_USING THE INFORMATION_:
A: Recast the paragraph of the article on Apple Pay that opens "Analysts said disabling acceptance" as a short bulleted list that keeps its main facts.
B: Continue the article on Apple Pay, picking up right after its final sentence.
*** EXCERPTED PASSAGE Section Begins ***
Apple Pay, the Silicon Valley giant’s highly anticipated mobile wallet, has been available for only one week but already may be inciting a battle within the payments industry.
Over the weekend, Rite Aid and CVS disabled Apple Pay from working in their stores nationwide. The reason was not immediately clear.
Ashley Flower, a spokeswoman for Rite Aid, said the company “does not currently accept Apple Pay.” She added that Rite Aid was “still in the process of evaluating our mobile payment options.”
Representatives from CVS did not respond to repeated telephone and e-mail requests for comment Sunday.
Analysts said disabling acceptance of Apple Pay was a way to favor a rival system that is not yet available but is being developed by a consortium of merchants known as Merchant Customer Exchange, or MCX. Rite Aid and CVS are part of that consortium, not part of the group of retailers that had teamed up with Apple on its payment system. Nonetheless, last week, Apple Pay technology was working in Rite Aid and CVS stores.
“Clearly Rite Aid and CVS are making a business decision over a customer satisfaction decision,” said Patrick Moorhead, president of Moor Insights & Strategy. He said that the move could upset consumers who believe Apple’s new product is easier and safer than paying with a traditional credit card.
Apple declined to comment on the stores’ action. An executive at MasterCard, which has teamed with Apple on its new system, said Rite Aid and CVS made the wrong decision. “We think consumers should have the ability to pay any way they want,” said Ed McLaughlin, chief emerging payments officer at MasterCard.
*** EXCERPTED PASSAGE Section Ends ***
*** RECORD EXTRACTS Section Begins ***
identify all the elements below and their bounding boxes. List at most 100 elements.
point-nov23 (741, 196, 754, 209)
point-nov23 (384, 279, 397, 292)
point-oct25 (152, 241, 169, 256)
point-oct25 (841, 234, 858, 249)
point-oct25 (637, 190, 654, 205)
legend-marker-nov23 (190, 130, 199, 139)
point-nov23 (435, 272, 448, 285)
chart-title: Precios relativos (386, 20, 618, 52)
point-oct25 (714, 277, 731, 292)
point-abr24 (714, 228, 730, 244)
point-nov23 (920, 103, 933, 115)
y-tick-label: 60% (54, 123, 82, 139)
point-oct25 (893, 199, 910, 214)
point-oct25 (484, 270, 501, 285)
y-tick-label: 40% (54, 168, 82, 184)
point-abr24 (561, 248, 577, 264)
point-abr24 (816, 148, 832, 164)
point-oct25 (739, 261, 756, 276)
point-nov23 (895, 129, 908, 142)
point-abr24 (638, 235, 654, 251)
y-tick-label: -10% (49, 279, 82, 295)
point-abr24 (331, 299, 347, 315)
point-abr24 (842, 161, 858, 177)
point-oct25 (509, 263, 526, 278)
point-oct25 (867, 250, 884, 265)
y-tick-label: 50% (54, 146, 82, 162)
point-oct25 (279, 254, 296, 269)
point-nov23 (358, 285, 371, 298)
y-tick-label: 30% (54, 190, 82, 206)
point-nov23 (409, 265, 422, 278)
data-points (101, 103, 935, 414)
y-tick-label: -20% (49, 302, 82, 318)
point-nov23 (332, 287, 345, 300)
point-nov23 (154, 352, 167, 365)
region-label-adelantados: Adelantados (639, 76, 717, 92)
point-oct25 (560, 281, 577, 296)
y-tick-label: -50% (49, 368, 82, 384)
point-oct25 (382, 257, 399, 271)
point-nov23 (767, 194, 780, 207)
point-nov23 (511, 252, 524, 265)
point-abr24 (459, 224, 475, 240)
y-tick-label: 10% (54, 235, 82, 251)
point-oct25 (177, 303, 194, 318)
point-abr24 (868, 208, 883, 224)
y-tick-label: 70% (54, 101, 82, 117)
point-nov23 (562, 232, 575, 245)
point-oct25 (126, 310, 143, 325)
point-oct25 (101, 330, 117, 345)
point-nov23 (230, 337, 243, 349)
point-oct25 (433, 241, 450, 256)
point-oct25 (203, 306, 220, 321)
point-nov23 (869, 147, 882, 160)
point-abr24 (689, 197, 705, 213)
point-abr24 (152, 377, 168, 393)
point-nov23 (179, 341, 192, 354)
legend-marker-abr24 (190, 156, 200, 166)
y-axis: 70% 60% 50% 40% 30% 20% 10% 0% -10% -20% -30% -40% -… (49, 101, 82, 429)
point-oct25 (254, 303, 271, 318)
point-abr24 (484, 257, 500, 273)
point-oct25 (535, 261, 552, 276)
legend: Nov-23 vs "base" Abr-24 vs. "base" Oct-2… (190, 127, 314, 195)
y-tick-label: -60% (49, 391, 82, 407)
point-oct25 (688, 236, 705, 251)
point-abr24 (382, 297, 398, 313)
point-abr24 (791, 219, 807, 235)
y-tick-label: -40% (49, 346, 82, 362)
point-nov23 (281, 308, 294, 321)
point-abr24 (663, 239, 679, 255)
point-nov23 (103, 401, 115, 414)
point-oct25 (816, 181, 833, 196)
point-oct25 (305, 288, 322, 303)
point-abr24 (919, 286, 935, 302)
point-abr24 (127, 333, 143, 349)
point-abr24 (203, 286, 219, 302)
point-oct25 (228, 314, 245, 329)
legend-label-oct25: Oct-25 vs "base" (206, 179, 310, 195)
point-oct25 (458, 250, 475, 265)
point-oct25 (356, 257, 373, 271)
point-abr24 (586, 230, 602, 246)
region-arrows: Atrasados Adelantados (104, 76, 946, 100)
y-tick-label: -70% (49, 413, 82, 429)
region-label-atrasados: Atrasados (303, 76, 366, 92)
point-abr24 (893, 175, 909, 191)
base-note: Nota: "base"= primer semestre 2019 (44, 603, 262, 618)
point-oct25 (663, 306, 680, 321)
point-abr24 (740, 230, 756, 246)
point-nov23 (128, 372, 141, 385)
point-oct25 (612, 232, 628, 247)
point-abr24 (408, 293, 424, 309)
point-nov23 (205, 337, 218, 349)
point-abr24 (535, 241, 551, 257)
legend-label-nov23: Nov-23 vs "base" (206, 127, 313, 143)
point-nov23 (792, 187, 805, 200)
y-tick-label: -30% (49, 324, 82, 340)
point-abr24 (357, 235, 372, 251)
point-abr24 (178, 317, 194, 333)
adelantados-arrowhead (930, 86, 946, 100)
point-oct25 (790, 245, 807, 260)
*** RECORD EXTRACTS Section Ends ***
_RESPONSE LIST_:
A:
- Analysts saw the move to disable Apple Pay as a way to favor a rival system still under development.
- That system comes from a merchant consortium called Merchant Customer Exchange (MCX), and it is not yet available.
- Rite Aid and CVS belong to MCX, not to the group of retailers that partnered with Apple.
- Even so, Apple Pay had worked in Rite Aid and CVS stores the week before.

B:
Apple has not released data on how popular its new product is. But on Apple Pay’s first day, at Chase banking services seven times more people added Chase credit cards to Apple Pay than signed up for new credit cards, Avin Arumugam, Chase’s digital executive director, said in an interview with Bloomberg.
A great deal is at stake. MCX’s payments system helps merchants keep track of customer shopping habits across the dozens of merchants who plan to accept the payment product. That is a potential treasure trove of data for retailers, who wish to better target consumers with deals and loyalty programs.
This also gives retailers the potential ability to cut credit card companies out of the payments process entirely. MCX’s system, CurrentC, will be linked to a consumer’s debit account, according to the company’s description of the product. By bypassing credit card companies, MCX merchants could potentially save money on the fees they pay per transaction.
The battle will surely escalate in the coming months as companies like PayPal and Google update their mobile wallet strategy to deal with the fast-changing market. But for now, many are betting on Apple Pay as the mobile wallet to beat.
“Apple Pay is the most convenient, most secure, and what’s best for consumers,” McLaughlin of MasterCard said. “That’s what will win out in the end.”